● Brief: Output the full listing below exactly, without the pictures.

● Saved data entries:
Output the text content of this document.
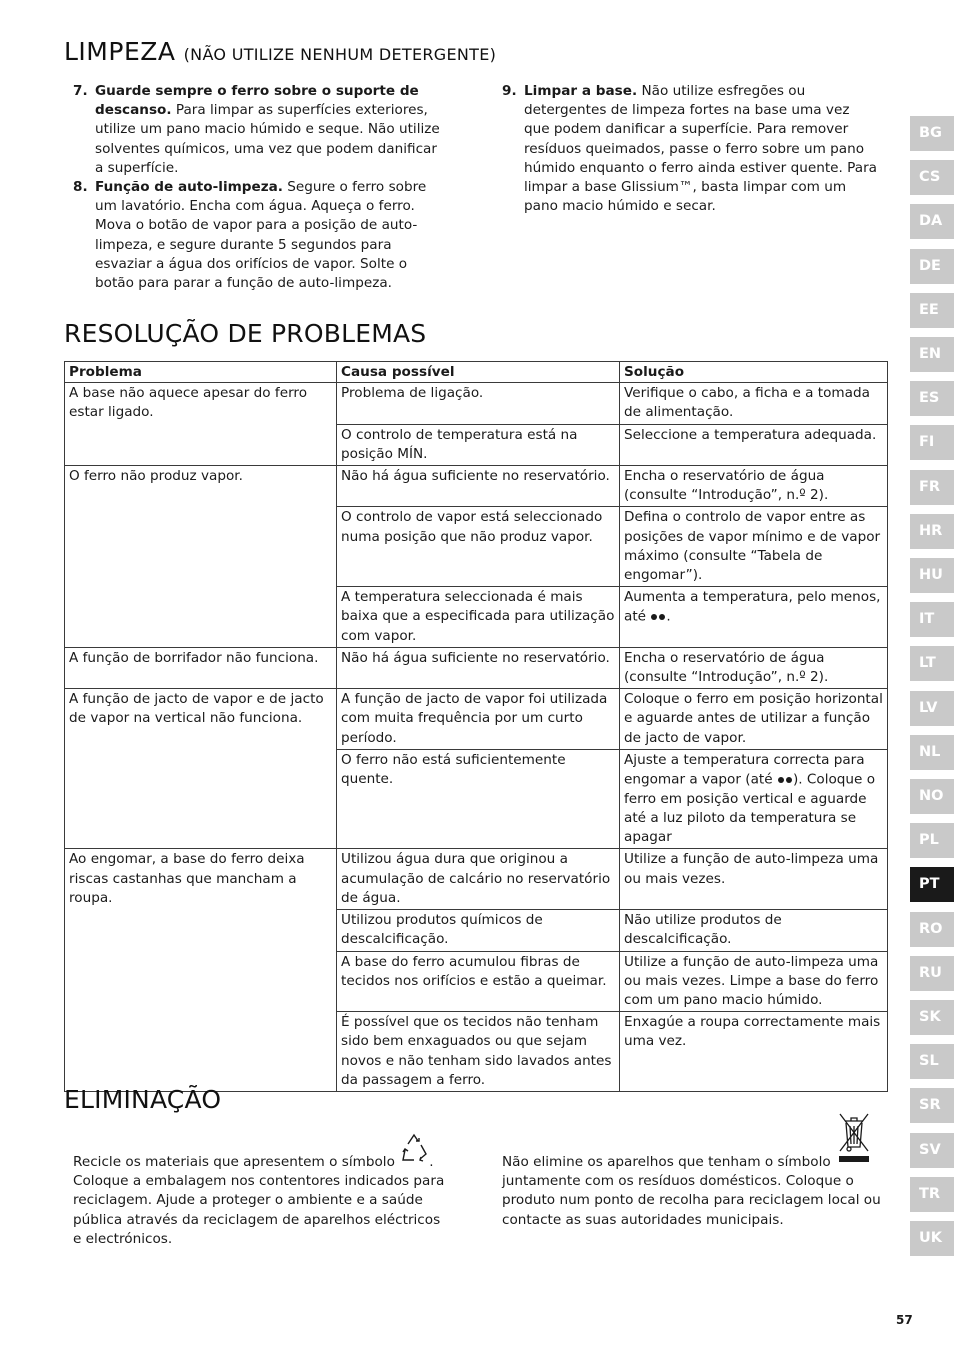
LIMPEZA (NÃO UTILIZE NENHUM DETERGENTE)
7. Guarde sempre o ferro sobre o suporte de descanso. Para limpar as superfícies exteriores, utilize um pano macio húmido e seque. Não utilize solventes químicos, uma vez que podem danificar a superfície.
8. Função de auto-limpeza. Segure o ferro sobre um lavatório. Encha com água. Aqueça o ferro. Mova o botão de vapor para a posição de auto-limpeza, e segure durante 5 segundos para esvaziar a água dos orifícios de vapor. Solte o botão para parar a função de auto-limpeza.
9. Limpar a base. Não utilize esfregões ou detergentes de limpeza fortes na base uma vez que podem danificar a superfície. Para remover resíduos queimados, passe o ferro sobre um pano húmido enquanto o ferro ainda estiver quente. Para limpar a base Glissium™, basta limpar com um pano macio húmido e secar.
RESOLUÇÃO DE PROBLEMAS
Problema	Causa possível	Solução
A base não aquece apesar do ferro estar ligado.	Problema de ligação.	Verifique o cabo, a ficha e a tomada de alimentação.
	O controlo de temperatura está na posição MÍN.	Seleccione a temperatura adequada.
O ferro não produz vapor.	Não há água suficiente no reservatório.	Encha o reservatório de água (consulte “Introdução”, n.º 2).
	O controlo de vapor está seleccionado numa posição que não produz vapor.	Defina o controlo de vapor entre as posições de vapor mínimo e de vapor máximo (consulte “Tabela de engomar”).
	A temperatura seleccionada é mais baixa que a especificada para utilização com vapor.	Aumenta a temperatura, pelo menos, até .
A função de borrifador não funciona.	Não há água suficiente no reservatório.	Encha o reservatório de água (consulte “Introdução”, n.º 2).
A função de jacto de vapor e de jacto de vapor na vertical não funciona.	A função de jacto de vapor foi utilizada com muita frequência por um curto período.	Coloque o ferro em posição horizontal e aguarde antes de utilizar a função de jacto de vapor.
	O ferro não está suficientemente quente.	Ajuste a temperatura correcta para engomar a vapor (até ). Coloque o ferro em posição vertical e aguarde até a luz piloto da temperatura se apagar
Ao engomar, a base do ferro deixa riscas castanhas que mancham a roupa.	Utilizou água dura que originou a acumulação de calcário no reservatório de água.	Utilize a função de auto-limpeza uma ou mais vezes.
	Utilizou produtos químicos de descalcificação.	Não utilize produtos de descalcificação.
	A base do ferro acumulou fibras de tecidos nos orifícios e estão a queimar.	Utilize a função de auto-limpeza uma ou mais vezes. Limpe a base do ferro com um pano macio húmido.
	É possível que os tecidos não tenham sido bem enxaguados ou que sejam novos e não tenham sido lavados antes da passagem a ferro.	Enxagúe a roupa correctamente mais uma vez.
ELIMINAÇÃO
Recicle os materiais que apresentem o símbolo
. Coloque a embalagem nos contentores indicados para reciclagem. Ajude a proteger o ambiente e a saúde pública através da reciclagem de aparelhos eléctricos e electrónicos.
Não elimine os aparelhos que tenham o símbolo
juntamente com os resíduos domésticos. Coloque o produto num ponto de recolha para reciclagem local ou contacte as suas autoridades municipais.
BG
CS
DA
DE
EE
EN
ES
FI
FR
HR
HU
IT
LT
LV
NL
NO
PL
PT
RO
RU
SK
SL
SR
SV
TR
UK
57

● Solved exercise:
Output the text content of this document.
LIMPEZA (NÃO UTILIZE NENHUM DETERGENTE)
7. Guarde sempre o ferro sobre o suporte de descanso. Para limpar as superfícies exteriores, utilize um pano macio húmido e seque. Não utilize solventes químicos, uma vez que podem danificar a superfície.
8. Função de auto-limpeza. Segure o ferro sobre um lavatório. Encha com água. Aqueça o ferro. Mova o botão de vapor para a posição de auto-limpeza, e segure durante 5 segundos para esvaziar a água dos orifícios de vapor. Solte o botão para parar a função de auto-limpeza.
9. Limpar a base. Não utilize esfregões ou detergentes de limpeza fortes na base uma vez que podem danificar a superfície. Para remover resíduos queimados, passe o ferro sobre um pano húmido enquanto o ferro ainda estiver quente. Para limpar a base Glissium™, basta limpar com um pano macio húmido e secar.
RESOLUÇÃO DE PROBLEMAS
Problema	Causa possível	Solução
A base não aquece apesar do ferro estar ligado.	Problema de ligação.	Verifique o cabo, a ficha e a tomada de alimentação.
	O controlo de temperatura está na posição MÍN.	Seleccione a temperatura adequada.
O ferro não produz vapor.	Não há água suficiente no reservatório.	Encha o reservatório de água (consulte “Introdução”, n.º 2).
	O controlo de vapor está seleccionado numa posição que não produz vapor.	Defina o controlo de vapor entre as posições de vapor mínimo e de vapor máximo (consulte “Tabela de engomar”).
	A temperatura seleccionada é mais baixa que a especificada para utilização com vapor.	Aumenta a temperatura, pelo menos, até .
A função de borrifador não funciona.	Não há água suficiente no reservatório.	Encha o reservatório de água (consulte “Introdução”, n.º 2).
A função de jacto de vapor e de jacto de vapor na vertical não funciona.	A função de jacto de vapor foi utilizada com muita frequência por um curto período.	Coloque o ferro em posição horizontal e aguarde antes de utilizar a função de jacto de vapor.
	O ferro não está suficientemente quente.	Ajuste a temperatura correcta para engomar a vapor (até ). Coloque o ferro em posição vertical e aguarde até a luz piloto da temperatura se apagar
Ao engomar, a base do ferro deixa riscas castanhas que mancham a roupa.	Utilizou água dura que originou a acumulação de calcário no reservatório de água.	Utilize a função de auto-limpeza uma ou mais vezes.
	Utilizou produtos químicos de descalcificação.	Não utilize produtos de descalcificação.
	A base do ferro acumulou fibras de tecidos nos orifícios e estão a queimar.	Utilize a função de auto-limpeza uma ou mais vezes. Limpe a base do ferro com um pano macio húmido.
	É possível que os tecidos não tenham sido bem enxaguados ou que sejam novos e não tenham sido lavados antes da passagem a ferro.	Enxagúe a roupa correctamente mais uma vez.
ELIMINAÇÃO
Recicle os materiais que apresentem o símbolo
. Coloque a embalagem nos contentores indicados para reciclagem. Ajude a proteger o ambiente e a saúde pública através da reciclagem de aparelhos eléctricos e electrónicos.
Não elimine os aparelhos que tenham o símbolo
juntamente com os resíduos domésticos. Coloque o produto num ponto de recolha para reciclagem local ou contacte as suas autoridades municipais.
BG
CS
DA
DE
EE
EN
ES
FI
FR
HR
HU
IT
LT
LV
NL
NO
PL
PT
RO
RU
SK
SL
SR
SV
TR
UK
57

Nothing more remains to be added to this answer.